[start]

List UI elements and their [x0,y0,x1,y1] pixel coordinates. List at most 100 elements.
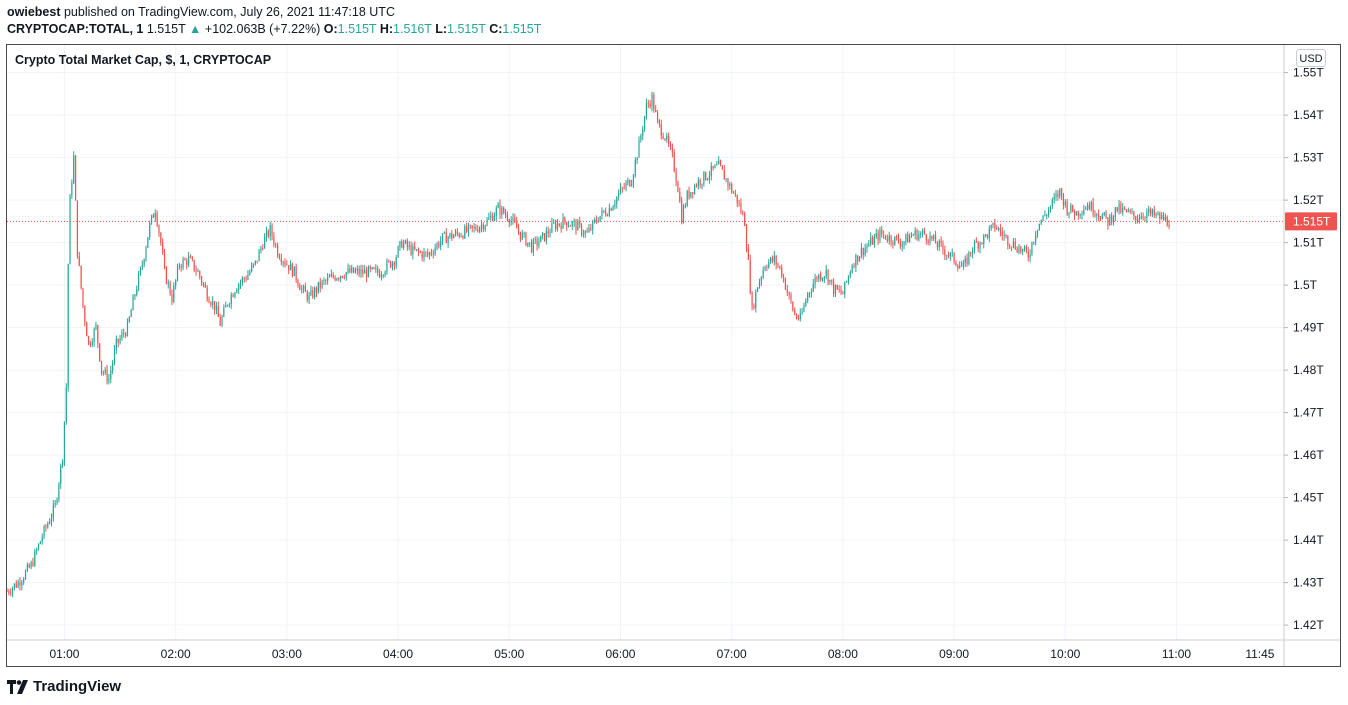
candle-body [412,246,414,255]
candle-body [601,210,603,216]
candle-body [45,526,47,528]
y-tick-label: 1.45T [1293,491,1324,505]
candle-body [419,251,421,253]
candle-body [6,591,8,592]
candle-body [343,277,345,279]
candle-body [788,292,790,295]
candle-body [215,306,218,311]
candle-body [347,268,349,273]
candle-body [1094,213,1096,216]
candle-body [378,272,381,278]
x-tick-label: 11:45 [1245,647,1274,661]
candle-body [1098,214,1100,217]
candle-body [1161,215,1163,220]
candle-body [751,292,753,306]
candle-body [823,276,825,279]
candle-body [716,164,718,166]
candle-body [571,222,573,226]
candle-body [901,244,903,247]
candle-body [1155,214,1157,216]
candle-body [491,215,494,221]
candle-body [1162,215,1165,221]
candle-body [282,261,284,263]
candle-body [1064,201,1066,206]
candle-body [1118,203,1120,212]
candle-body [1023,246,1026,250]
candle-body [399,241,401,247]
candle-body [688,190,690,198]
open-value: 1.515T [337,22,377,36]
candle-body [23,579,25,583]
candle-body [692,192,694,194]
candle-body [1168,225,1170,228]
candle-body [234,292,236,297]
candle-body [812,284,814,292]
candle-body [15,583,17,588]
candle-body [695,185,698,187]
candle-body [1018,246,1020,253]
candle-body [671,147,673,153]
candle-body [310,290,312,295]
candle-body [173,285,175,302]
candle-body [417,249,420,252]
candle-body [460,235,462,237]
candle-body [69,195,71,265]
candle-body [610,208,612,211]
candle-body [62,460,64,466]
candle-body [786,289,788,293]
candle-body [334,276,336,281]
candle-body [706,178,709,180]
candle-body [1072,205,1074,212]
candle-body [803,305,805,312]
candle-body [395,257,397,266]
candle-body [892,242,894,245]
candle-body [744,213,746,226]
candle-body [219,316,221,326]
candle-body [890,235,892,243]
currency-button[interactable]: USD [1296,49,1326,67]
candle-body [973,241,976,251]
candle-body [794,310,796,315]
candle-body [985,234,987,236]
candle-body [1051,199,1053,207]
candle-body [775,255,777,265]
candle-body [1090,202,1092,210]
candle-body [820,274,822,280]
candle-body [1146,212,1148,218]
x-tick-label: 01:00 [49,647,79,661]
candle-body [612,206,614,211]
y-tick-label: 1.53T [1293,151,1324,165]
candle-body [888,235,890,241]
candle-body [241,277,243,283]
candle-body [1081,214,1083,215]
candle-body [58,484,60,500]
candle-body [384,272,386,276]
candle-body [592,220,594,230]
candle-body [99,343,101,361]
candle-body [1135,216,1137,221]
last-price: 1.515T [146,22,186,36]
candle-body [425,251,427,253]
candle-body [866,246,868,248]
candle-body [543,233,546,241]
candle-body [434,248,436,254]
candle-body [1138,219,1141,220]
candle-body [877,233,879,241]
candle-body [883,234,885,236]
candle-body [340,276,342,279]
candle-body [1044,215,1046,217]
tradingview-branding[interactable]: TradingView [7,678,121,695]
y-tick-label: 1.44T [1293,533,1324,547]
candle-body [886,238,888,241]
candle-body [206,287,208,300]
candle-body [380,275,382,278]
candle-body [91,341,93,346]
candle-body [742,212,744,214]
author-name[interactable]: owiebest [7,5,61,19]
candle-body [132,296,134,311]
candle-body [608,208,610,216]
candle-body [629,179,631,187]
candle-body [275,244,277,246]
candle-body [1049,206,1052,210]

[end]

• [AIM OF THE EXERCISE]
Can you copy out, word for word, the part of the records that opens with the line containing "candle-body [412,246,414,255]" and closes with the line containing "candle-body [1098,214,1100,217]"?

• [RESPONSE FOR THIS EXERCISE]
candle-body [412,246,414,255]
candle-body [601,210,603,216]
candle-body [45,526,47,528]
y-tick-label: 1.45T [1293,491,1324,505]
candle-body [419,251,421,253]
candle-body [6,591,8,592]
candle-body [343,277,345,279]
candle-body [788,292,790,295]
candle-body [215,306,218,311]
candle-body [347,268,349,273]
candle-body [1094,213,1096,216]
candle-body [378,272,381,278]
x-tick-label: 11:45 [1245,647,1274,661]
candle-body [1098,214,1100,217]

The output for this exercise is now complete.